> _Requirement_
Look through the material below. Copy each line that contains the string "ytick".

> _Extracted data_
== Segment start ==
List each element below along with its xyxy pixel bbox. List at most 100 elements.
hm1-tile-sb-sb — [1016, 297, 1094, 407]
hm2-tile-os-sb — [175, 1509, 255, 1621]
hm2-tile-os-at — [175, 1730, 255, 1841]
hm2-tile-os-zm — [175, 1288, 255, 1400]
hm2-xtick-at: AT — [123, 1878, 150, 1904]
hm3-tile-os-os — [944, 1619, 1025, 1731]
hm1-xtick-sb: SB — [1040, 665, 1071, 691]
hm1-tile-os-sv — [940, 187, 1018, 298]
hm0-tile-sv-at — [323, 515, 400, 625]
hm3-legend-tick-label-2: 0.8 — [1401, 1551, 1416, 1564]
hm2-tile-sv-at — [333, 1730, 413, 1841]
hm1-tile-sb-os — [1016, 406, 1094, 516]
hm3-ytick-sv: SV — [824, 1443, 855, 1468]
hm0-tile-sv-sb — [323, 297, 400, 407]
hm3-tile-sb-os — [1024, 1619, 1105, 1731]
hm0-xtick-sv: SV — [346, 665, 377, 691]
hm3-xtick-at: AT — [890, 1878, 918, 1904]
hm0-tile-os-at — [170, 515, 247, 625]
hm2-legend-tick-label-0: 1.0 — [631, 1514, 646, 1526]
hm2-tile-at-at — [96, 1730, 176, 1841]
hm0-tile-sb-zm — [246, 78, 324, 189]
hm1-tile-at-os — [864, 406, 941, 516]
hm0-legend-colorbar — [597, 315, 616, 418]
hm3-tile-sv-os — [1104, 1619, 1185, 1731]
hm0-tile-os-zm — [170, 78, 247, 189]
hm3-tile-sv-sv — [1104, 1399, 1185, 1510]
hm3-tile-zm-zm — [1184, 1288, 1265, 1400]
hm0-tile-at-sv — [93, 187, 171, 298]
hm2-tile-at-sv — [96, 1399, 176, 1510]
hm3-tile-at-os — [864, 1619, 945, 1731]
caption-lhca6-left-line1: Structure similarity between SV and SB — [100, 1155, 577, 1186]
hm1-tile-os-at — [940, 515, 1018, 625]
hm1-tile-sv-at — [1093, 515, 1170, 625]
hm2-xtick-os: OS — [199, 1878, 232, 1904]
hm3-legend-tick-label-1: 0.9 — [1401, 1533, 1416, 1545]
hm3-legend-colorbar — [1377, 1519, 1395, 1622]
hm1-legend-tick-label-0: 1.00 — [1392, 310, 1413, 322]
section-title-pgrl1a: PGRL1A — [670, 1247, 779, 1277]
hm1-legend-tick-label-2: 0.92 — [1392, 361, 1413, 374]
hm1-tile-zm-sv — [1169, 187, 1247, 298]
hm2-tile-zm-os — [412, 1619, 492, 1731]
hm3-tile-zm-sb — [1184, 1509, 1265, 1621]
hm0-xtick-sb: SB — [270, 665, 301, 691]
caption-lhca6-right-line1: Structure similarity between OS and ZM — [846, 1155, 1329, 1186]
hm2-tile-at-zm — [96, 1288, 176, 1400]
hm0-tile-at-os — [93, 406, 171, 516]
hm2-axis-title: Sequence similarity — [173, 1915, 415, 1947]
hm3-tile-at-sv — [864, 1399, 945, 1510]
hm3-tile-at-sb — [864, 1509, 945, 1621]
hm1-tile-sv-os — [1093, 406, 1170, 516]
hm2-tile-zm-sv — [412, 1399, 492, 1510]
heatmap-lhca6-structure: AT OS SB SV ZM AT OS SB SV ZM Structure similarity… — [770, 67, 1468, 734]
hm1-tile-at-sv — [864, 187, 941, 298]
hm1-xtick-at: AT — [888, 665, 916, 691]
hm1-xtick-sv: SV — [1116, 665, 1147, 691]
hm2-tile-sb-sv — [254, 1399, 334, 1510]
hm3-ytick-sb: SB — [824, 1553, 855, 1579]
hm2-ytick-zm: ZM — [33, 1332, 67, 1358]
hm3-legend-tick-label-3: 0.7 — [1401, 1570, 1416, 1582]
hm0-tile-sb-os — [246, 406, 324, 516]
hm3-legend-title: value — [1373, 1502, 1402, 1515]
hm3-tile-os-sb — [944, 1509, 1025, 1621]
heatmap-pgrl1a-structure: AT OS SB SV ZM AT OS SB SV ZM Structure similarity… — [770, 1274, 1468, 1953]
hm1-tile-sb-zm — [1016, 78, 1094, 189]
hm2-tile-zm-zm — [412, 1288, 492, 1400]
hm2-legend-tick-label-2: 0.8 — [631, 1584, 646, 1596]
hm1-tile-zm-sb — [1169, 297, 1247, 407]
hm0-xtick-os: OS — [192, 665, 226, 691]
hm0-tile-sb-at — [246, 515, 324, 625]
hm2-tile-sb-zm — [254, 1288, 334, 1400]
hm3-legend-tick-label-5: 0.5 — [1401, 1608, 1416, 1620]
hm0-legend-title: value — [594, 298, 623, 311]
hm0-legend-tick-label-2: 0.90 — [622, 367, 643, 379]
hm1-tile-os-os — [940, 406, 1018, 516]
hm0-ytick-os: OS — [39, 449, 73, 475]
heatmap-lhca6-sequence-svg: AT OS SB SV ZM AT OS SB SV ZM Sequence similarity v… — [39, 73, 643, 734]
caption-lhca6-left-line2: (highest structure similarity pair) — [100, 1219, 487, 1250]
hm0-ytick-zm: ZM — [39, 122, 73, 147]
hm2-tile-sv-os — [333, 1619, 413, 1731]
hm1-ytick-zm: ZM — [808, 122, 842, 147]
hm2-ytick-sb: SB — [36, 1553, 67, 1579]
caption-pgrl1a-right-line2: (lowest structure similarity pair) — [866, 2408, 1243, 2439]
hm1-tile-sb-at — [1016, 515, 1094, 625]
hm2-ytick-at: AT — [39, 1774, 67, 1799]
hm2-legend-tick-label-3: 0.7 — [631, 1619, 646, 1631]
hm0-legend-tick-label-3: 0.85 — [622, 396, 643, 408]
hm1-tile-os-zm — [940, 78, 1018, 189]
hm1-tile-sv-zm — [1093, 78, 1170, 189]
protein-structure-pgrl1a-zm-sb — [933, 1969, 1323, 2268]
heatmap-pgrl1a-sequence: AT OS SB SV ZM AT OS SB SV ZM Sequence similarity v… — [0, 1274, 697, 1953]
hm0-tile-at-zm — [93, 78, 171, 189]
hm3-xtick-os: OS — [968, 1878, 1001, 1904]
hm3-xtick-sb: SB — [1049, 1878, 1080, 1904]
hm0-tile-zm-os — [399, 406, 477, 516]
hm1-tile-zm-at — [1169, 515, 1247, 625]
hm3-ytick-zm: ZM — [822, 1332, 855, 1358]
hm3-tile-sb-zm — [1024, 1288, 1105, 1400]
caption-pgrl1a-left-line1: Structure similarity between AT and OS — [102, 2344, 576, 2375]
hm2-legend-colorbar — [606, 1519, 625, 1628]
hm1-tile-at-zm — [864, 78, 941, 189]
== Segment end ==
== Segment start ==
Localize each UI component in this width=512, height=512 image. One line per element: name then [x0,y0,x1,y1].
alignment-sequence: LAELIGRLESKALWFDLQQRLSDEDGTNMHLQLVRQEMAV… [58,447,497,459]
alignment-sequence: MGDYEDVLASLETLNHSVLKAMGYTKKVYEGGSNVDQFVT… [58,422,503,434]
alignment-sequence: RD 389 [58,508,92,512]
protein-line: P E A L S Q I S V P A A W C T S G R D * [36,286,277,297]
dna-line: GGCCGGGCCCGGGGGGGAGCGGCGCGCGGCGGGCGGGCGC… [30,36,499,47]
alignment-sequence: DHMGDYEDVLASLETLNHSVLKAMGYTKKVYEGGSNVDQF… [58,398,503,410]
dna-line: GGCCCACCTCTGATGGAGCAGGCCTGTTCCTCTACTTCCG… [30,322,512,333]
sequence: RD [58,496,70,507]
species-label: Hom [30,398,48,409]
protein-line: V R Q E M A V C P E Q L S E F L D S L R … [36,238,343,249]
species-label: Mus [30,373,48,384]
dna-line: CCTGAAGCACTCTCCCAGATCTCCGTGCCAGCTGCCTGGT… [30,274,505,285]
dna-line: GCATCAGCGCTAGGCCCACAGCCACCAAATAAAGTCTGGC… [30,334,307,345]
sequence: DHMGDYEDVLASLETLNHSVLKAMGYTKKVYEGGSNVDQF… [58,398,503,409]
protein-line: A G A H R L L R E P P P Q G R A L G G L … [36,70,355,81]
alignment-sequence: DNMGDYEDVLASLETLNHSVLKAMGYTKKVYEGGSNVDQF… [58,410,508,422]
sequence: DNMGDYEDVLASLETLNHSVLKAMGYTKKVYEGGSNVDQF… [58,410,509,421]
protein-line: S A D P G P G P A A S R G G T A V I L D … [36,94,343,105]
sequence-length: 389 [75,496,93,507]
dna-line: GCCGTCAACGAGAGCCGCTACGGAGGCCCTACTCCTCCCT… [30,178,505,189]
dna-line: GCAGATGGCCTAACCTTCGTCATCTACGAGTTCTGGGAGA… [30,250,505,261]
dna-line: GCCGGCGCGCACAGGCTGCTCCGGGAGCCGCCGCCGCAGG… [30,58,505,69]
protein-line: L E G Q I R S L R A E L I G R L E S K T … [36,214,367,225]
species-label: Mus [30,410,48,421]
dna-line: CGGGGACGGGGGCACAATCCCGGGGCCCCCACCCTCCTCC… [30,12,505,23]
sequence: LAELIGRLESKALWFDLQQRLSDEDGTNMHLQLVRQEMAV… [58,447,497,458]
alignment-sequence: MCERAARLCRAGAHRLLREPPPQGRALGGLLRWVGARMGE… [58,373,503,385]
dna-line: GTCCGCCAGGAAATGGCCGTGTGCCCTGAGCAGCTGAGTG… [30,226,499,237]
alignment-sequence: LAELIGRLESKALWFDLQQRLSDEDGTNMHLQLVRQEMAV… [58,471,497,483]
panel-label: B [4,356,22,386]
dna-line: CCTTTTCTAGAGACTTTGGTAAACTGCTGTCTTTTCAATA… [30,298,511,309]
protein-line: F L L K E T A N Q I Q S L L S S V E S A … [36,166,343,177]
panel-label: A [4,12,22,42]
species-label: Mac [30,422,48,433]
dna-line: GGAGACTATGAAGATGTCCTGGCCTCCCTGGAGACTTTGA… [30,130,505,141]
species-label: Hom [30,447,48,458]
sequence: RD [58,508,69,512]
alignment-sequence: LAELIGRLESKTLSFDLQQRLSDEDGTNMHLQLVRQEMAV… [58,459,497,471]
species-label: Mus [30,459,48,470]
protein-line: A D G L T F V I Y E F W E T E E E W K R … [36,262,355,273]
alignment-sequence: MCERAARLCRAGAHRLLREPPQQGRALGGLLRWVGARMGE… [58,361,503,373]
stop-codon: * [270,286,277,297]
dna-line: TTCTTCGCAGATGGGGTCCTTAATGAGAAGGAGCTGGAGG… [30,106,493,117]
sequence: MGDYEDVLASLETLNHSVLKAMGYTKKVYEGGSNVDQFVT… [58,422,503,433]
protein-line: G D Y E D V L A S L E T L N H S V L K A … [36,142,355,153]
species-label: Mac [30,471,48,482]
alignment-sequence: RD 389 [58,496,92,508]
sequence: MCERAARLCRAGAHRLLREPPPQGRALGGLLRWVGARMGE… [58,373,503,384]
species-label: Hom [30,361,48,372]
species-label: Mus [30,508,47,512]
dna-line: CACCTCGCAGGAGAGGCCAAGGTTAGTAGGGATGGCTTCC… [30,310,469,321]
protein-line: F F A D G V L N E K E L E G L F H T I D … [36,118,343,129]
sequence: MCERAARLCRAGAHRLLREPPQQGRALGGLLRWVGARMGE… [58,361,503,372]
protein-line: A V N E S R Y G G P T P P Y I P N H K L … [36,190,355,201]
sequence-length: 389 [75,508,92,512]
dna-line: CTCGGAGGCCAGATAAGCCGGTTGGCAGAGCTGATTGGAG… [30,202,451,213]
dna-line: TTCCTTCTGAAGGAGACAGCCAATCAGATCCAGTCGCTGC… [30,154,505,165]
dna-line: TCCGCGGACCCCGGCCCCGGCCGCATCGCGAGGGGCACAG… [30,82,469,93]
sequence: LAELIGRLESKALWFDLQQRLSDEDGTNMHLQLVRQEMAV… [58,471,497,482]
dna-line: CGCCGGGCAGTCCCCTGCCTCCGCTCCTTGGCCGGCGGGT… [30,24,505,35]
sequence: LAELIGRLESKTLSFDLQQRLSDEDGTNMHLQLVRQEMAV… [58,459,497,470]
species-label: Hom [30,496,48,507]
== Segment end ==
> _Response to this exercise_
hm3-ytick-sv: SV — [824, 1443, 855, 1468]
hm3-ytick-sb: SB — [824, 1553, 855, 1579]
hm2-ytick-zm: ZM — [33, 1332, 67, 1358]
hm0-ytick-os: OS — [39, 449, 73, 475]
hm0-ytick-zm: ZM — [39, 122, 73, 147]
hm1-ytick-zm: ZM — [808, 122, 842, 147]
hm2-ytick-sb: SB — [36, 1553, 67, 1579]
hm2-ytick-at: AT — [39, 1774, 67, 1799]
hm3-ytick-zm: ZM — [822, 1332, 855, 1358]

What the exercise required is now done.